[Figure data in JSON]
•••
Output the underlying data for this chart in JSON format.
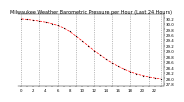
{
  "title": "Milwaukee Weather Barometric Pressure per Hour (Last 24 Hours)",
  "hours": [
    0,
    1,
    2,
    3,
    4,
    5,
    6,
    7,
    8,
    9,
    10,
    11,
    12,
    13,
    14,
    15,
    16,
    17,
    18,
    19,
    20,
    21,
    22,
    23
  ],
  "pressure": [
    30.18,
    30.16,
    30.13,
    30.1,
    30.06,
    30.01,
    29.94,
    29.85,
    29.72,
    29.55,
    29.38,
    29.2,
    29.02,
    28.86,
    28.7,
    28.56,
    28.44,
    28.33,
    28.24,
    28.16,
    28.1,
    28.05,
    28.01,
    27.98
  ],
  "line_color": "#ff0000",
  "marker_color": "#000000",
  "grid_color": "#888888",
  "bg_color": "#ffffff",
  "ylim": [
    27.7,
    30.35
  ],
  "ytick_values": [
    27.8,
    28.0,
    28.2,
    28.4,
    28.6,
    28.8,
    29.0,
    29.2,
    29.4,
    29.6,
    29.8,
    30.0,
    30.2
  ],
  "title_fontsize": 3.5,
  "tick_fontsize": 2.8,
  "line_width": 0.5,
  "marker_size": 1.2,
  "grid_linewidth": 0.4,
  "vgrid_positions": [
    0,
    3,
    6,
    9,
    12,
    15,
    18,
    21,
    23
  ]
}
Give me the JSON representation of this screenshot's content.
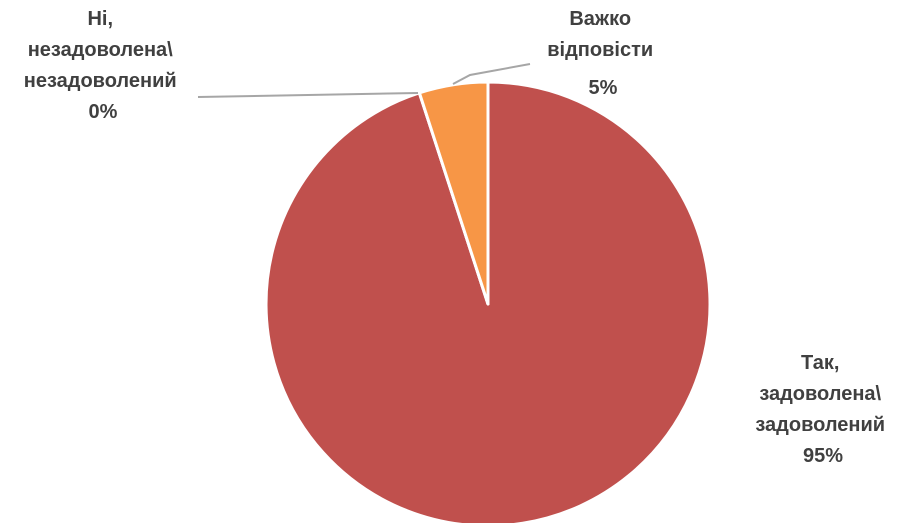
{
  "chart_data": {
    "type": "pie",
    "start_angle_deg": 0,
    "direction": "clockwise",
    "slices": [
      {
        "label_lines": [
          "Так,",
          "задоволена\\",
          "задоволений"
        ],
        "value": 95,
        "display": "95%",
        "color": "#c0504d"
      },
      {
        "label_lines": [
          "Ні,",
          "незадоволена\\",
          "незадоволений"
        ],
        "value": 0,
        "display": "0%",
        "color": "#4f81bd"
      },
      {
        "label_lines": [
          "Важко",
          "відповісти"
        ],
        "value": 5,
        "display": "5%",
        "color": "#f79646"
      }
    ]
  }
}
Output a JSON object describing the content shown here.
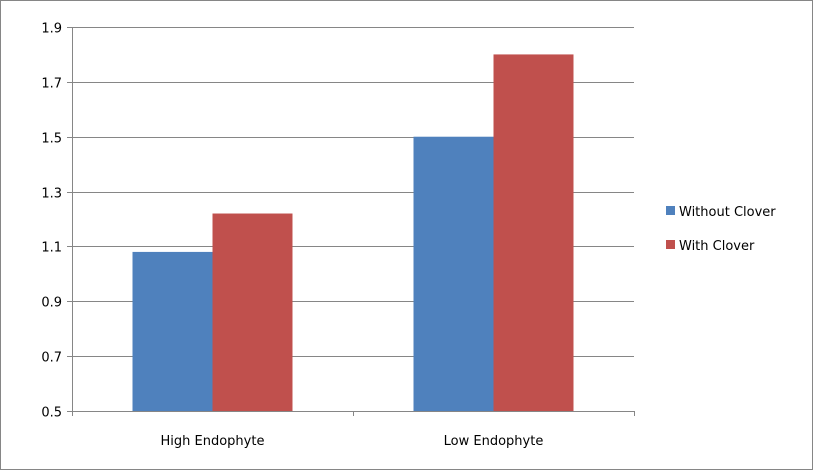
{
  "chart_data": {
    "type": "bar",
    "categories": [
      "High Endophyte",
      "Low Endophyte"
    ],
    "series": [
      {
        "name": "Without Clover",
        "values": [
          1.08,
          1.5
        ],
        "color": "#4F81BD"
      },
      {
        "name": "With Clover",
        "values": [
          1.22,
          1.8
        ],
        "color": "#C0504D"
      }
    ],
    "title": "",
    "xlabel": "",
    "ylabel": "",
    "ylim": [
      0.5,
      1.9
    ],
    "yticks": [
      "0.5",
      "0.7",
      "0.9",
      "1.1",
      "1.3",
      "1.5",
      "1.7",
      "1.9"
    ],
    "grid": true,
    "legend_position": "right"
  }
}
•••
▶ **PROBLEM**
Each line of the material above either contains the word "this" or does not; state how many do, and nothing else.

▶ **FULL ANSWER**
2